YOUR TASK:
Can you output the material exactly as written, minus any pictures it holds?

GIVEN DATA:
********************
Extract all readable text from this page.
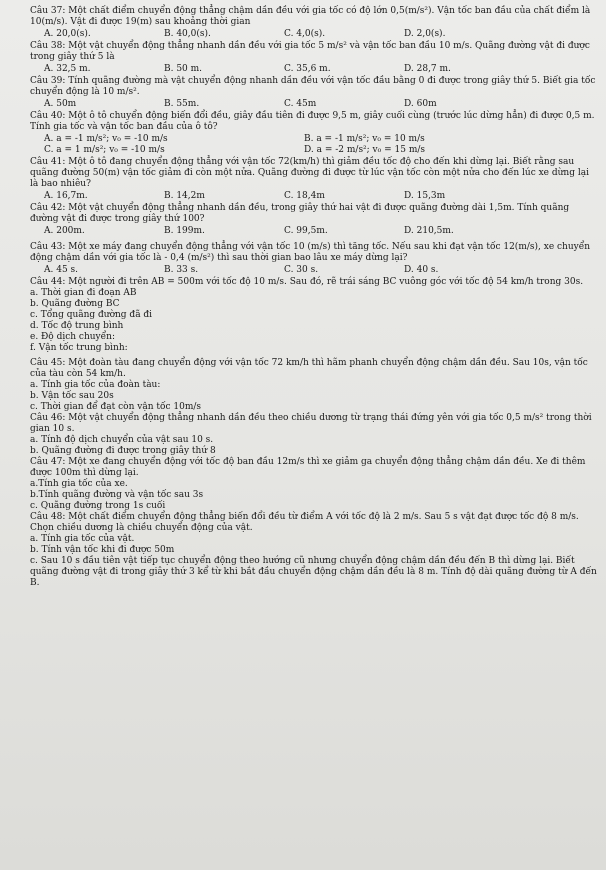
Câu 37: Một chất điểm chuyển động thẳng chậm dần đều với gia tốc có độ lớn 0,5(m/s²). Vận tốc ban đầu của chất điểm là 10(m/s). Vật đi được 19(m) sau khoảng thời gian

A. 20,0(s).	B. 40,0(s).	C. 4,0(s).	D. 2,0(s).

Câu 38: Một vật chuyển động thẳng nhanh dần đều với gia tốc 5 m/s² và vận tốc ban đầu 10 m/s. Quãng đường vật đi được trong giây thứ 5 là

A. 32,5 m.	B. 50 m.	C. 35,6 m.	D. 28,7 m.

Câu 39: Tính quãng đường mà vật chuyển động nhanh dần đều với vận tốc đầu bằng 0 đi được trong giây thứ 5. Biết gia tốc chuyển động là 10 m/s².

A. 50m	B. 55m.	C. 45m	D. 60m

Câu 40: Một ô tô chuyển động biến đổi đều, giây đầu tiên đi được 9,5 m, giây cuối cùng (trước lúc dừng hẳn) đi được 0,5 m. Tính gia tốc và vận tốc ban đầu của ô tô?

A. a = -1 m/s²; v₀ = -10 m/s	B. a = -1 m/s²; v₀ = 10 m/s
C. a = 1 m/s²; v₀ = -10 m/s	D. a = -2 m/s²; v₀ = 15 m/s

Câu 41: Một ô tô đang chuyển động thẳng với vận tốc 72(km/h) thì giảm đều tốc độ cho đến khi dừng lại. Biết rằng sau quãng đường 50(m) vận tốc giảm đi còn một nửa. Quãng đường đi được từ lúc vận tốc còn một nửa cho đến lúc xe dừng lại là bao nhiêu?

A. 16,7m.	B. 14,2m	C. 18,4m	D. 15,3m

Câu 42: Một vật chuyển động thẳng nhanh dần đều, trong giây thứ hai vật đi được quãng đường dài 1,5m. Tính quãng đường vật đi được trong giây thứ 100?

A. 200m.	B. 199m.	C. 99,5m.	D. 210,5m.

Câu 43: Một xe máy đang chuyển động thẳng với vận tốc 10 (m/s) thì tăng tốc. Nếu sau khi đạt vận tốc 12(m/s), xe chuyển động chậm dần với gia tốc là - 0,4 (m/s²) thì sau thời gian bao lâu xe máy dừng lại?

A. 45 s.	B. 33 s.	C. 30 s.	D. 40 s.

Câu 44: Một người đi trên AB = 500m với tốc độ 10 m/s. Sau đó, rẽ trái sáng BC vuông góc với tốc độ 54 km/h trong 30s.

a. Thời gian đi đoạn AB

b. Quãng đường BC

c. Tổng quãng đường đã đi

d. Tốc độ trung bình

e. Độ dịch chuyển:

f. Vận tốc trung bình:

Câu 45: Một đoàn tàu đang chuyển động với vận tốc 72 km/h thì hãm phanh chuyển động chậm dần đều. Sau 10s, vận tốc của tàu còn 54 km/h.

a. Tính gia tốc của đoàn tàu:

b. Vận tốc sau 20s

c. Thời gian để đạt còn vận tốc 10m/s

Câu 46: Một vật chuyển động thẳng nhanh dần đều theo chiều dương từ trạng thái đứng yên với gia tốc 0,5 m/s² trong thời gian 10 s.

a. Tính độ dịch chuyển của vật sau 10 s.

b. Quãng đường đi được trong giây thứ 8

Câu 47: Một xe đang chuyển động với tốc độ ban đầu 12m/s thì xe giảm ga chuyển động thẳng chậm dần đều. Xe đi thêm được 100m thì dừng lại.

a.Tính gia tốc của xe.

b.Tính quãng đường và vận tốc sau 3s

c. Quãng đường trong 1s cuối

Câu 48: Một chất điểm chuyển động thẳng biến đổi đều từ điểm A với tốc độ là 2 m/s. Sau 5 s vật đạt được tốc độ 8 m/s. Chọn chiều dương là chiều chuyển động của vật.

a. Tính gia tốc của vật.

b. Tính vận tốc khi đi được 50m

c. Sau 10 s đầu tiên vật tiếp tục chuyển động theo hướng cũ nhưng chuyển động chậm dần đều đến B thì dừng lại. Biết quãng đường vật đi trong giây thứ 3 kể từ khi bắt đầu chuyển động chậm dần đều là 8 m. Tính độ dài quãng đường từ A đến B.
********************
EXERCISE OUTPUT:
Extract all readable text from this page.
Câu 37: Một chất điểm chuyển động thẳng chậm dần đều với gia tốc có độ lớn 0,5(m/s²). Vận tốc ban đầu của chất điểm là 10(m/s). Vật đi được 19(m) sau khoảng thời gian

A. 20,0(s).	B. 40,0(s).	C. 4,0(s).	D. 2,0(s).

Câu 38: Một vật chuyển động thẳng nhanh dần đều với gia tốc 5 m/s² và vận tốc ban đầu 10 m/s. Quãng đường vật đi được trong giây thứ 5 là

A. 32,5 m.	B. 50 m.	C. 35,6 m.	D. 28,7 m.

Câu 39: Tính quãng đường mà vật chuyển động nhanh dần đều với vận tốc đầu bằng 0 đi được trong giây thứ 5. Biết gia tốc chuyển động là 10 m/s².

A. 50m	B. 55m.	C. 45m	D. 60m

Câu 40: Một ô tô chuyển động biến đổi đều, giây đầu tiên đi được 9,5 m, giây cuối cùng (trước lúc dừng hẳn) đi được 0,5 m. Tính gia tốc và vận tốc ban đầu của ô tô?

A. a = -1 m/s²; v₀ = -10 m/s	B. a = -1 m/s²; v₀ = 10 m/s
C. a = 1 m/s²; v₀ = -10 m/s	D. a = -2 m/s²; v₀ = 15 m/s

Câu 41: Một ô tô đang chuyển động thẳng với vận tốc 72(km/h) thì giảm đều tốc độ cho đến khi dừng lại. Biết rằng sau quãng đường 50(m) vận tốc giảm đi còn một nửa. Quãng đường đi được từ lúc vận tốc còn một nửa cho đến lúc xe dừng lại là bao nhiêu?

A. 16,7m.	B. 14,2m	C. 18,4m	D. 15,3m

Câu 42: Một vật chuyển động thẳng nhanh dần đều, trong giây thứ hai vật đi được quãng đường dài 1,5m. Tính quãng đường vật đi được trong giây thứ 100?

A. 200m.	B. 199m.	C. 99,5m.	D. 210,5m.

Câu 43: Một xe máy đang chuyển động thẳng với vận tốc 10 (m/s) thì tăng tốc. Nếu sau khi đạt vận tốc 12(m/s), xe chuyển động chậm dần với gia tốc là - 0,4 (m/s²) thì sau thời gian bao lâu xe máy dừng lại?

A. 45 s.	B. 33 s.	C. 30 s.	D. 40 s.

Câu 44: Một người đi trên AB = 500m với tốc độ 10 m/s. Sau đó, rẽ trái sáng BC vuông góc với tốc độ 54 km/h trong 30s.

a. Thời gian đi đoạn AB

b. Quãng đường BC

c. Tổng quãng đường đã đi

d. Tốc độ trung bình

e. Độ dịch chuyển:

f. Vận tốc trung bình:

Câu 45: Một đoàn tàu đang chuyển động với vận tốc 72 km/h thì hãm phanh chuyển động chậm dần đều. Sau 10s, vận tốc của tàu còn 54 km/h.

a. Tính gia tốc của đoàn tàu:

b. Vận tốc sau 20s

c. Thời gian để đạt còn vận tốc 10m/s

Câu 46: Một vật chuyển động thẳng nhanh dần đều theo chiều dương từ trạng thái đứng yên với gia tốc 0,5 m/s² trong thời gian 10 s.

a. Tính độ dịch chuyển của vật sau 10 s.

b. Quãng đường đi được trong giây thứ 8

Câu 47: Một xe đang chuyển động với tốc độ ban đầu 12m/s thì xe giảm ga chuyển động thẳng chậm dần đều. Xe đi thêm được 100m thì dừng lại.

a.Tính gia tốc của xe.

b.Tính quãng đường và vận tốc sau 3s

c. Quãng đường trong 1s cuối

Câu 48: Một chất điểm chuyển động thẳng biến đổi đều từ điểm A với tốc độ là 2 m/s. Sau 5 s vật đạt được tốc độ 8 m/s. Chọn chiều dương là chiều chuyển động của vật.

a. Tính gia tốc của vật.

b. Tính vận tốc khi đi được 50m

c. Sau 10 s đầu tiên vật tiếp tục chuyển động theo hướng cũ nhưng chuyển động chậm dần đều đến B thì dừng lại. Biết quãng đường vật đi trong giây thứ 3 kể từ khi bắt đầu chuyển động chậm dần đều là 8 m. Tính độ dài quãng đường từ A đến B.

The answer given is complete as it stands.